# STORED DATA:
___

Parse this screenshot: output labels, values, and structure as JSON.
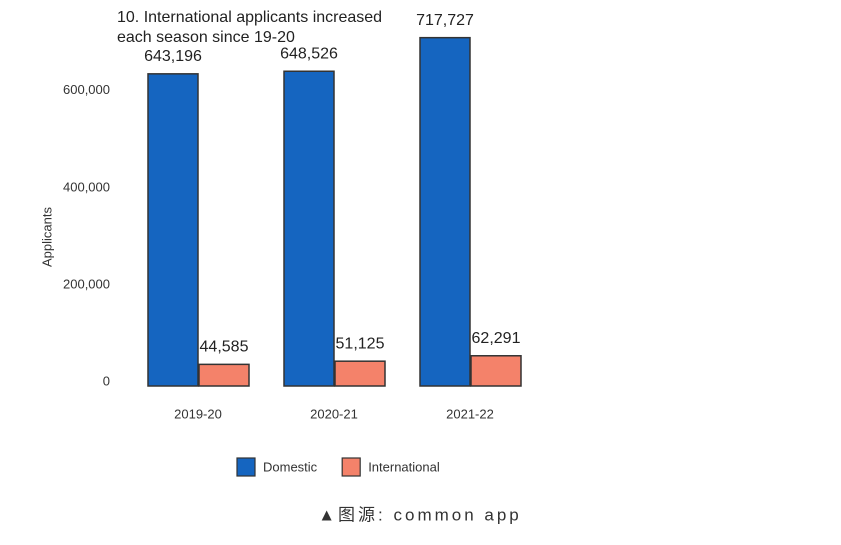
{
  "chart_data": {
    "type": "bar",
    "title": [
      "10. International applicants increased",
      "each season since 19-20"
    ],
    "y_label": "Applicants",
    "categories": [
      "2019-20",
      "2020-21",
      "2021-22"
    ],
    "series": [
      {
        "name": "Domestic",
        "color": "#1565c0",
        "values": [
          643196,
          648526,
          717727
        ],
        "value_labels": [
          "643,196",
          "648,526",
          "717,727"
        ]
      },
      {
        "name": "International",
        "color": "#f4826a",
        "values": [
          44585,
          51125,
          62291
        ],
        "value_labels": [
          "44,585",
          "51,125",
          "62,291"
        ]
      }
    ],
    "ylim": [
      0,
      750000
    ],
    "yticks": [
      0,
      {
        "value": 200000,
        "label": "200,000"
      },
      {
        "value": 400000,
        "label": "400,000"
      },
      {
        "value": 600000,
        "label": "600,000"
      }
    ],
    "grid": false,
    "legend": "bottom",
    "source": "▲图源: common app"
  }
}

___

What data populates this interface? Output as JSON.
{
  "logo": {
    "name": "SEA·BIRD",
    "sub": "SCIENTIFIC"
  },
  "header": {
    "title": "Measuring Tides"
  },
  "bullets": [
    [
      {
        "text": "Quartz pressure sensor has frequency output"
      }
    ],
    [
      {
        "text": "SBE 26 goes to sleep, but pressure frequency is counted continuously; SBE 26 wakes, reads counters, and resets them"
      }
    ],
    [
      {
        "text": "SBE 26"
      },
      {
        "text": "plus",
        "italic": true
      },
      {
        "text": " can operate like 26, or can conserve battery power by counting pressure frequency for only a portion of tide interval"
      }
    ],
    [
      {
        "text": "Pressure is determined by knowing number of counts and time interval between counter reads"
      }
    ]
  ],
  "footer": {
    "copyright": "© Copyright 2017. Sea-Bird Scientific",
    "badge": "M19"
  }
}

___

# WHAT THIS TASK INVOLVES:
Which lines contain the word "text"? Return each of them.

# OUTPUT:
        "text": "Quartz pressure sensor has frequency output"
        "text": "SBE 26 goes to sleep, but pressure frequency is counted continuously; SBE 26 wakes, reads counters, and resets them"
        "text": "SBE 26"
        "text": "plus",
        "text": " can operate like 26, or can conserve battery power by counting pressure frequency for only a portion of tide interval"
        "text": "Pressure is determined by knowing number of counts and time interval between counter reads"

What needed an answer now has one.